> **Objective**:
Seek out every line containing the word "Switzerland", and copy each.

[Saved entries]
◆ ◆ ◆ ◆ ◆
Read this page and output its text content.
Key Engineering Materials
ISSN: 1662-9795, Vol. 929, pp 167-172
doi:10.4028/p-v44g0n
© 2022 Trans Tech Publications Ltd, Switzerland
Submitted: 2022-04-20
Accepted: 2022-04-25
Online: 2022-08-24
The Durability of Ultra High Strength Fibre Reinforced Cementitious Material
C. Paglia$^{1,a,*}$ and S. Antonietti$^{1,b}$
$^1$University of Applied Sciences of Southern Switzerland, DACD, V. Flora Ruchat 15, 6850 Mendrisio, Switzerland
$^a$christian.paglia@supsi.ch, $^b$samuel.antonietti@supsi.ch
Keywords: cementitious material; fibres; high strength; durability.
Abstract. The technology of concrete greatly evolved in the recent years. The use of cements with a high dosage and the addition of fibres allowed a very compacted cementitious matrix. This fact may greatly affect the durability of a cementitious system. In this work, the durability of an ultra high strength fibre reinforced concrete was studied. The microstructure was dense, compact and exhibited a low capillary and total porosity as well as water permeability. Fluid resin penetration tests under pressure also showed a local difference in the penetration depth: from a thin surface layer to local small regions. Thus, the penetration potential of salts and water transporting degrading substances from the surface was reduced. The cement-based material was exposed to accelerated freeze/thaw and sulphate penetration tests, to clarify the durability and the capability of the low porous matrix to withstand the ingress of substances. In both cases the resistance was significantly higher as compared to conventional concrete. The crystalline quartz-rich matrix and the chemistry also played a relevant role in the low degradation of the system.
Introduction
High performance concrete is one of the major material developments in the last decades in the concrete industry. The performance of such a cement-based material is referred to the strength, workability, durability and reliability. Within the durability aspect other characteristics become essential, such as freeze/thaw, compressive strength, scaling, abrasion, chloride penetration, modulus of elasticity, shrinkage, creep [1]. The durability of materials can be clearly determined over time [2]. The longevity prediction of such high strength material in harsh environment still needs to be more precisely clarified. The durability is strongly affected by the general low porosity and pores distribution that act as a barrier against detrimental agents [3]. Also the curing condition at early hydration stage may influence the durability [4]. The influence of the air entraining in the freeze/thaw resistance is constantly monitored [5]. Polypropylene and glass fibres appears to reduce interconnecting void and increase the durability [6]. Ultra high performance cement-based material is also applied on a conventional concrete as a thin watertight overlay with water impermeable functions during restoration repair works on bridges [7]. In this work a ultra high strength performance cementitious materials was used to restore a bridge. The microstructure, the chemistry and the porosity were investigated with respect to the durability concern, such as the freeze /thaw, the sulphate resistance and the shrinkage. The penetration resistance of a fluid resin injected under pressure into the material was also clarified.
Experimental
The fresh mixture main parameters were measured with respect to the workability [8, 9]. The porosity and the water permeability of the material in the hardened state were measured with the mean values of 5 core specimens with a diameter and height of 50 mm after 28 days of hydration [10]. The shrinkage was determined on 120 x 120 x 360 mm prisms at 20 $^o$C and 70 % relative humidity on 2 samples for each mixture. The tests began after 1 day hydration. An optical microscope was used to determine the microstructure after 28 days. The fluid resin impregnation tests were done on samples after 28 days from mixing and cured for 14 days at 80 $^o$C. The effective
◆ ◆ ◆ ◆ ◆
> **Written solution**:
© 2022 Trans Tech Publications Ltd, Switzerland
$^1$University of Applied Sciences of Southern Switzerland, DACD, V. Flora Ruchat 15, 6850 Mendrisio, Switzerland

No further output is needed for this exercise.